▶ [What is asked] The records below must be written out exactly, with every picture left behind.

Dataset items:
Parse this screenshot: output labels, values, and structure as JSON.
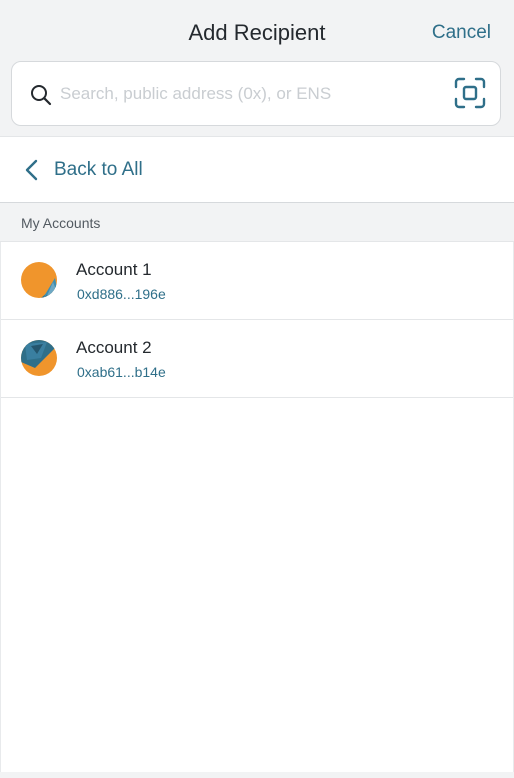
{
  "header": {
    "title": "Add Recipient",
    "cancel_label": "Cancel"
  },
  "search": {
    "placeholder": "Search, public address (0x), or ENS",
    "value": ""
  },
  "back": {
    "label": "Back to All"
  },
  "section": {
    "label": "My Accounts"
  },
  "accounts": [
    {
      "name": "Account 1",
      "address": "0xd886...196e"
    },
    {
      "name": "Account 2",
      "address": "0xab61...b14e"
    }
  ],
  "colors": {
    "accent": "#2f6f89",
    "background": "#f2f3f4",
    "avatar_orange": "#f0952c",
    "avatar_teal": "#2f6f89"
  },
  "icons": {
    "search": "search-icon",
    "scan": "qr-scan-icon",
    "back": "chevron-left-icon"
  }
}
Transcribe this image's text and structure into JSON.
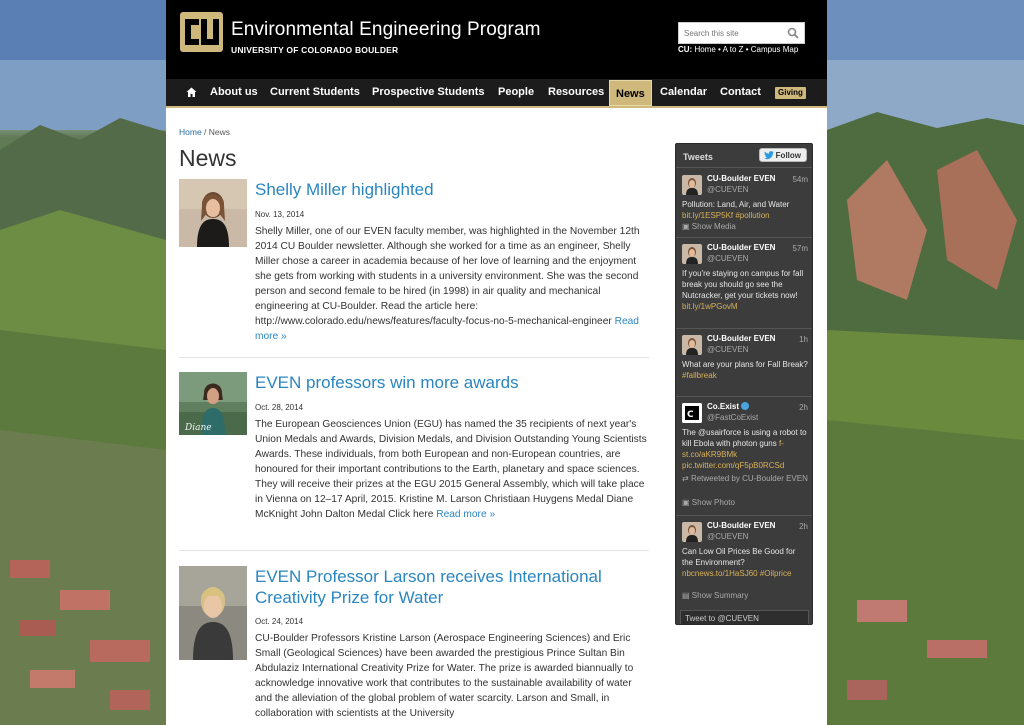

▶ [Task answer]
Parse this screenshot: output labels, values, and structure as JSON.
{
  "header": {
    "title": "Add Recipient",
    "cancel_label": "Cancel"
  },
  "search": {
    "placeholder": "Search, public address (0x), or ENS",
    "value": ""
  },
  "back": {
    "label": "Back to All"
  },
  "section": {
    "label": "My Accounts"
  },
  "accounts": [
    {
      "name": "Account 1",
      "address": "0xd886...196e"
    },
    {
      "name": "Account 2",
      "address": "0xab61...b14e"
    }
  ],
  "colors": {
    "accent": "#2f6f89",
    "background": "#f2f3f4",
    "avatar_orange": "#f0952c",
    "avatar_teal": "#2f6f89"
  },
  "icons": {
    "search": "search-icon",
    "scan": "qr-scan-icon",
    "back": "chevron-left-icon"
  }
}
Transcribe this image's text and structure into JSON.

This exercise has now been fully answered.